[Structured figure records]
----------

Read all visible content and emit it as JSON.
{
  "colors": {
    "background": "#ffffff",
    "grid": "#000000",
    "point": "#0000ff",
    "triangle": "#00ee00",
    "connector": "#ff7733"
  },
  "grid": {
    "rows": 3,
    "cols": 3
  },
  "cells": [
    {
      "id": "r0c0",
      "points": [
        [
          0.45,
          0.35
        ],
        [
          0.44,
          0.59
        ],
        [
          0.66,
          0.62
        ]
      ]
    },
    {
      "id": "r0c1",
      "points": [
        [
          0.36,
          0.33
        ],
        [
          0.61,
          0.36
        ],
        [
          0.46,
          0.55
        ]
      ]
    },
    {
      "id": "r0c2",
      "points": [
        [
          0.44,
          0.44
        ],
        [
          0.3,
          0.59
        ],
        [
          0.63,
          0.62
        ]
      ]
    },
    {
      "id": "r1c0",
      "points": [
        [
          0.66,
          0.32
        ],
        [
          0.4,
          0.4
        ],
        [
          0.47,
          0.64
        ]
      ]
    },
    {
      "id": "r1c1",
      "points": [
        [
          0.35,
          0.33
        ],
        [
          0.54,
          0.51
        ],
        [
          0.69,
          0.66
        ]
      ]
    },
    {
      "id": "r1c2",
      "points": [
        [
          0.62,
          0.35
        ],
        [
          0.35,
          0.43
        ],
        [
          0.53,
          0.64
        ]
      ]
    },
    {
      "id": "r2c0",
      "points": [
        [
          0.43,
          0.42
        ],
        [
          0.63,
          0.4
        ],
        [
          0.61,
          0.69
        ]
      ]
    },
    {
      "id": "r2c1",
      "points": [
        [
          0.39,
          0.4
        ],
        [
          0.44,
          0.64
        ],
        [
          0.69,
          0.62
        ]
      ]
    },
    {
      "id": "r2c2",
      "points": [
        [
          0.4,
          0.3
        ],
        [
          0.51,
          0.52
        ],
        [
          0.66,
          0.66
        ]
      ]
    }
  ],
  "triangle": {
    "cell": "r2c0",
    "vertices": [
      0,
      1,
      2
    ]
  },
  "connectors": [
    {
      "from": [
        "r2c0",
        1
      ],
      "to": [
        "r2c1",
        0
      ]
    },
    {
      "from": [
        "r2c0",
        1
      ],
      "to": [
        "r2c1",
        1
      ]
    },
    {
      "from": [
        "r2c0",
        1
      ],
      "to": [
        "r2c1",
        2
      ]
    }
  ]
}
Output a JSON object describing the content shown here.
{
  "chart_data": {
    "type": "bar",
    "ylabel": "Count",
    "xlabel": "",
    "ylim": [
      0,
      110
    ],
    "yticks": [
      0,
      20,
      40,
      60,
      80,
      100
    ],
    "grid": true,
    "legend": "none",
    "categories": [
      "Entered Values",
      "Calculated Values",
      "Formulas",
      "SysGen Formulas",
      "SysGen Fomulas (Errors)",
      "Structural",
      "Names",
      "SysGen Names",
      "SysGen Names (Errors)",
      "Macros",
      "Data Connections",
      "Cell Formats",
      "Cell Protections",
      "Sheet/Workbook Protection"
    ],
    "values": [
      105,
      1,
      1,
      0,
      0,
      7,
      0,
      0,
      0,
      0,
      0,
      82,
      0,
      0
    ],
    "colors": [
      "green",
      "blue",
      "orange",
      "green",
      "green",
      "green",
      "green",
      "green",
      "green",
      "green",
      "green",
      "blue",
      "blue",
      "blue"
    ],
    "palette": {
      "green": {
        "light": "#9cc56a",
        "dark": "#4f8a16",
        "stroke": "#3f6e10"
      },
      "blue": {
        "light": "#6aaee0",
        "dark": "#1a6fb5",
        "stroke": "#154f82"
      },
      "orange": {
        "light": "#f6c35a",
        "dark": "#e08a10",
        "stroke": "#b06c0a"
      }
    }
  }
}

----------

Reproduce the material verbatim, line by line.

Output of the task:
Read all visible content and emit it as JSON.
{
  "colors": {
    "background": "#ffffff",
    "grid": "#000000",
    "point": "#0000ff",
    "triangle": "#00ee00",
    "connector": "#ff7733"
  },
  "grid": {
    "rows": 3,
    "cols": 3
  },
  "cells": [
    {
      "id": "r0c0",
      "points": [
        [
          0.45,
          0.35
        ],
        [
          0.44,
          0.59
        ],
        [
          0.66,
          0.62
        ]
      ]
    },
    {
      "id": "r0c1",
      "points": [
        [
          0.36,
          0.33
        ],
        [
          0.61,
          0.36
        ],
        [
          0.46,
          0.55
        ]
      ]
    },
    {
      "id": "r0c2",
      "points": [
        [
          0.44,
          0.44
        ],
        [
          0.3,
          0.59
        ],
        [
          0.63,
          0.62
        ]
      ]
    },
    {
      "id": "r1c0",
      "points": [
        [
          0.66,
          0.32
        ],
        [
          0.4,
          0.4
        ],
        [
          0.47,
          0.64
        ]
      ]
    },
    {
      "id": "r1c1",
      "points": [
        [
          0.35,
          0.33
        ],
        [
          0.54,
          0.51
        ],
        [
          0.69,
          0.66
        ]
      ]
    },
    {
      "id": "r1c2",
      "points": [
        [
          0.62,
          0.35
        ],
        [
          0.35,
          0.43
        ],
        [
          0.53,
          0.64
        ]
      ]
    },
    {
      "id": "r2c0",
      "points": [
        [
          0.43,
          0.42
        ],
        [
          0.63,
          0.4
        ],
        [
          0.61,
          0.69
        ]
      ]
    },
    {
      "id": "r2c1",
      "points": [
        [
          0.39,
          0.4
        ],
        [
          0.44,
          0.64
        ],
        [
          0.69,
          0.62
        ]
      ]
    },
    {
      "id": "r2c2",
      "points": [
        [
          0.4,
          0.3
        ],
        [
          0.51,
          0.52
        ],
        [
          0.66,
          0.66
        ]
      ]
    }
  ],
  "triangle": {
    "cell": "r2c0",
    "vertices": [
      0,
      1,
      2
    ]
  },
  "connectors": [
    {
      "from": [
        "r2c0",
        1
      ],
      "to": [
        "r2c1",
        0
      ]
    },
    {
      "from": [
        "r2c0",
        1
      ],
      "to": [
        "r2c1",
        1
      ]
    },
    {
      "from": [
        "r2c0",
        1
      ],
      "to": [
        "r2c1",
        2
      ]
    }
  ]
}
Output a JSON object describing the content shown here.
{
  "chart_data": {
    "type": "bar",
    "ylabel": "Count",
    "xlabel": "",
    "ylim": [
      0,
      110
    ],
    "yticks": [
      0,
      20,
      40,
      60,
      80,
      100
    ],
    "grid": true,
    "legend": "none",
    "categories": [
      "Entered Values",
      "Calculated Values",
      "Formulas",
      "SysGen Formulas",
      "SysGen Fomulas (Errors)",
      "Structural",
      "Names",
      "SysGen Names",
      "SysGen Names (Errors)",
      "Macros",
      "Data Connections",
      "Cell Formats",
      "Cell Protections",
      "Sheet/Workbook Protection"
    ],
    "values": [
      105,
      1,
      1,
      0,
      0,
      7,
      0,
      0,
      0,
      0,
      0,
      82,
      0,
      0
    ],
    "colors": [
      "green",
      "blue",
      "orange",
      "green",
      "green",
      "green",
      "green",
      "green",
      "green",
      "green",
      "green",
      "blue",
      "blue",
      "blue"
    ],
    "palette": {
      "green": {
        "light": "#9cc56a",
        "dark": "#4f8a16",
        "stroke": "#3f6e10"
      },
      "blue": {
        "light": "#6aaee0",
        "dark": "#1a6fb5",
        "stroke": "#154f82"
      },
      "orange": {
        "light": "#f6c35a",
        "dark": "#e08a10",
        "stroke": "#b06c0a"
      }
    }
  }
}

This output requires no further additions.